* **Exercise directions**: Reproduce the records below exactly as given.

* **Given records**:
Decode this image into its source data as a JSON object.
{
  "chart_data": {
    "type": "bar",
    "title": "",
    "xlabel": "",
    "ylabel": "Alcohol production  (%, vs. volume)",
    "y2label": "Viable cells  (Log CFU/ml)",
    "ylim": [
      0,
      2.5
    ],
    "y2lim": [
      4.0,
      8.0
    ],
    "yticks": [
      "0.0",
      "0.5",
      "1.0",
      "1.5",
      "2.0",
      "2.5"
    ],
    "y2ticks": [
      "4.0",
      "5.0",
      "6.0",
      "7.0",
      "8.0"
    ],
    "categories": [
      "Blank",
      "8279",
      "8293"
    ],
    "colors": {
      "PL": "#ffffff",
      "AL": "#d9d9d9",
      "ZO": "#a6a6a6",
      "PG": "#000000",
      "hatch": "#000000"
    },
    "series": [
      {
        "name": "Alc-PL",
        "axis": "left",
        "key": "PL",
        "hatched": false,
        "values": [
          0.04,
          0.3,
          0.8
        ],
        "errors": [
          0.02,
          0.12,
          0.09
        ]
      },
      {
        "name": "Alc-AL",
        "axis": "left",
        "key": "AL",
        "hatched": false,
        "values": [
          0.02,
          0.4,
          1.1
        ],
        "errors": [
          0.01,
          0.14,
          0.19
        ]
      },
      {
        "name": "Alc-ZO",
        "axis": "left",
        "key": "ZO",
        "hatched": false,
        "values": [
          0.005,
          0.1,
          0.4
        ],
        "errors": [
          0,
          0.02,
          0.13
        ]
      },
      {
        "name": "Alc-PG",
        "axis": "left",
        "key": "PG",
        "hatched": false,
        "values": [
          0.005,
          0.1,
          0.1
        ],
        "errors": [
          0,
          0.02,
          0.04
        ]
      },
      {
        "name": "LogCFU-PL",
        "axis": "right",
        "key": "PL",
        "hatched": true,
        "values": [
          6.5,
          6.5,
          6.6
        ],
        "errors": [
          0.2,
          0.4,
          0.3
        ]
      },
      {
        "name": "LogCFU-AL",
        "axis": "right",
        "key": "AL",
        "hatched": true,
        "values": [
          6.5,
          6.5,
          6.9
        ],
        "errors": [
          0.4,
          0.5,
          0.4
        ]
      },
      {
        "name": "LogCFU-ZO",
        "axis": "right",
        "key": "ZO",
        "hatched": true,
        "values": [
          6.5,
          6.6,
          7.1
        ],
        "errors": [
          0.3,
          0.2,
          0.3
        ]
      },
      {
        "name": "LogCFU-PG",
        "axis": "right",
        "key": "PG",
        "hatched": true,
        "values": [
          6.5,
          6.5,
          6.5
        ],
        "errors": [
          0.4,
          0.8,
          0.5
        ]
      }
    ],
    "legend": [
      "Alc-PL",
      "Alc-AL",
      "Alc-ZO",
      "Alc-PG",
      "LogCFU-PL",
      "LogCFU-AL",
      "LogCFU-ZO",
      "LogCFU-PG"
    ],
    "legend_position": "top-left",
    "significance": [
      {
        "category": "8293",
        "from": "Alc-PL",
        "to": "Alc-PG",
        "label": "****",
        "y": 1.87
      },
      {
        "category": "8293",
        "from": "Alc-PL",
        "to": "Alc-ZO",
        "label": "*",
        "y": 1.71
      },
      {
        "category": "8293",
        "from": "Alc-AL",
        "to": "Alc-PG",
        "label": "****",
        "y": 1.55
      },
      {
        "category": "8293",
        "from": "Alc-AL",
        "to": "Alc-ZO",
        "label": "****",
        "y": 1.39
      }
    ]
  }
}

* **Completed task**:
Decode this image into its source data as a JSON object.
{
  "chart_data": {
    "type": "bar",
    "title": "",
    "xlabel": "",
    "ylabel": "Alcohol production  (%, vs. volume)",
    "y2label": "Viable cells  (Log CFU/ml)",
    "ylim": [
      0,
      2.5
    ],
    "y2lim": [
      4.0,
      8.0
    ],
    "yticks": [
      "0.0",
      "0.5",
      "1.0",
      "1.5",
      "2.0",
      "2.5"
    ],
    "y2ticks": [
      "4.0",
      "5.0",
      "6.0",
      "7.0",
      "8.0"
    ],
    "categories": [
      "Blank",
      "8279",
      "8293"
    ],
    "colors": {
      "PL": "#ffffff",
      "AL": "#d9d9d9",
      "ZO": "#a6a6a6",
      "PG": "#000000",
      "hatch": "#000000"
    },
    "series": [
      {
        "name": "Alc-PL",
        "axis": "left",
        "key": "PL",
        "hatched": false,
        "values": [
          0.04,
          0.3,
          0.8
        ],
        "errors": [
          0.02,
          0.12,
          0.09
        ]
      },
      {
        "name": "Alc-AL",
        "axis": "left",
        "key": "AL",
        "hatched": false,
        "values": [
          0.02,
          0.4,
          1.1
        ],
        "errors": [
          0.01,
          0.14,
          0.19
        ]
      },
      {
        "name": "Alc-ZO",
        "axis": "left",
        "key": "ZO",
        "hatched": false,
        "values": [
          0.005,
          0.1,
          0.4
        ],
        "errors": [
          0,
          0.02,
          0.13
        ]
      },
      {
        "name": "Alc-PG",
        "axis": "left",
        "key": "PG",
        "hatched": false,
        "values": [
          0.005,
          0.1,
          0.1
        ],
        "errors": [
          0,
          0.02,
          0.04
        ]
      },
      {
        "name": "LogCFU-PL",
        "axis": "right",
        "key": "PL",
        "hatched": true,
        "values": [
          6.5,
          6.5,
          6.6
        ],
        "errors": [
          0.2,
          0.4,
          0.3
        ]
      },
      {
        "name": "LogCFU-AL",
        "axis": "right",
        "key": "AL",
        "hatched": true,
        "values": [
          6.5,
          6.5,
          6.9
        ],
        "errors": [
          0.4,
          0.5,
          0.4
        ]
      },
      {
        "name": "LogCFU-ZO",
        "axis": "right",
        "key": "ZO",
        "hatched": true,
        "values": [
          6.5,
          6.6,
          7.1
        ],
        "errors": [
          0.3,
          0.2,
          0.3
        ]
      },
      {
        "name": "LogCFU-PG",
        "axis": "right",
        "key": "PG",
        "hatched": true,
        "values": [
          6.5,
          6.5,
          6.5
        ],
        "errors": [
          0.4,
          0.8,
          0.5
        ]
      }
    ],
    "legend": [
      "Alc-PL",
      "Alc-AL",
      "Alc-ZO",
      "Alc-PG",
      "LogCFU-PL",
      "LogCFU-AL",
      "LogCFU-ZO",
      "LogCFU-PG"
    ],
    "legend_position": "top-left",
    "significance": [
      {
        "category": "8293",
        "from": "Alc-PL",
        "to": "Alc-PG",
        "label": "****",
        "y": 1.87
      },
      {
        "category": "8293",
        "from": "Alc-PL",
        "to": "Alc-ZO",
        "label": "*",
        "y": 1.71
      },
      {
        "category": "8293",
        "from": "Alc-AL",
        "to": "Alc-PG",
        "label": "****",
        "y": 1.55
      },
      {
        "category": "8293",
        "from": "Alc-AL",
        "to": "Alc-ZO",
        "label": "****",
        "y": 1.39
      }
    ]
  }
}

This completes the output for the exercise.